** begin **

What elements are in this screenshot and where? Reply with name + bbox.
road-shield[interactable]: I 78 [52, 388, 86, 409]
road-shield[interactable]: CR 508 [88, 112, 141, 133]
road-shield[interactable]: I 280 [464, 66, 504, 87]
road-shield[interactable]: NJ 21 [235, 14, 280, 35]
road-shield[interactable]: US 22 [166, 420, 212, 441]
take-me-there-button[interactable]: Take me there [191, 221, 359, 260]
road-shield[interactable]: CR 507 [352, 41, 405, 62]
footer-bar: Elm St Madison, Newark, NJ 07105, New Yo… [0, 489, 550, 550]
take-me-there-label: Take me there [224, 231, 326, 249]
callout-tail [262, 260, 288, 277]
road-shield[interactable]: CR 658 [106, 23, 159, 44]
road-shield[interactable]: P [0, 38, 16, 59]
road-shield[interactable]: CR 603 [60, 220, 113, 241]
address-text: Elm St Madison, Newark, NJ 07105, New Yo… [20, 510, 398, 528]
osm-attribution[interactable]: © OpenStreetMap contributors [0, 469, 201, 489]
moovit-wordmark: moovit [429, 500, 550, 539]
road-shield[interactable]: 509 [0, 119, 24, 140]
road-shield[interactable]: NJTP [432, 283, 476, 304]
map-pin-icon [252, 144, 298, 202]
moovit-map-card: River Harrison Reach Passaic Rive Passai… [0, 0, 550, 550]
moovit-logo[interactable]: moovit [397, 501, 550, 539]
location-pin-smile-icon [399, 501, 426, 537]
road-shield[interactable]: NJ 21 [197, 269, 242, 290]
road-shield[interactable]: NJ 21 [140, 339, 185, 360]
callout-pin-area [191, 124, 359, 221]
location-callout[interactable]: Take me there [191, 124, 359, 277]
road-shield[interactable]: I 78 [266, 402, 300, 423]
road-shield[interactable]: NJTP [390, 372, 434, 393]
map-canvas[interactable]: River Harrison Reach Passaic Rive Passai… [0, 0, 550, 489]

** end **

Can you reproduce every line of the records above, character for character, with nothing added or left out?

▶ _RESULT FOR THIS TASK_:
What elements are in this screenshot and where? Reply with name + bbox.
road-shield[interactable]: I 78 [52, 388, 86, 409]
road-shield[interactable]: CR 508 [88, 112, 141, 133]
road-shield[interactable]: I 280 [464, 66, 504, 87]
road-shield[interactable]: NJ 21 [235, 14, 280, 35]
road-shield[interactable]: US 22 [166, 420, 212, 441]
take-me-there-button[interactable]: Take me there [191, 221, 359, 260]
road-shield[interactable]: CR 507 [352, 41, 405, 62]
footer-bar: Elm St Madison, Newark, NJ 07105, New Yo… [0, 489, 550, 550]
take-me-there-label: Take me there [224, 231, 326, 249]
callout-tail [262, 260, 288, 277]
road-shield[interactable]: CR 658 [106, 23, 159, 44]
road-shield[interactable]: P [0, 38, 16, 59]
road-shield[interactable]: CR 603 [60, 220, 113, 241]
address-text: Elm St Madison, Newark, NJ 07105, New Yo… [20, 510, 398, 528]
osm-attribution[interactable]: © OpenStreetMap contributors [0, 469, 201, 489]
moovit-wordmark: moovit [429, 500, 550, 539]
road-shield[interactable]: 509 [0, 119, 24, 140]
road-shield[interactable]: NJTP [432, 283, 476, 304]
map-pin-icon [252, 144, 298, 202]
moovit-map-card: River Harrison Reach Passaic Rive Passai… [0, 0, 550, 550]
moovit-logo[interactable]: moovit [397, 501, 550, 539]
location-pin-smile-icon [399, 501, 426, 537]
road-shield[interactable]: NJ 21 [197, 269, 242, 290]
road-shield[interactable]: NJ 21 [140, 339, 185, 360]
callout-pin-area [191, 124, 359, 221]
location-callout[interactable]: Take me there [191, 124, 359, 277]
road-shield[interactable]: I 78 [266, 402, 300, 423]
road-shield[interactable]: NJTP [390, 372, 434, 393]
map-canvas[interactable]: River Harrison Reach Passaic Rive Passai… [0, 0, 550, 489]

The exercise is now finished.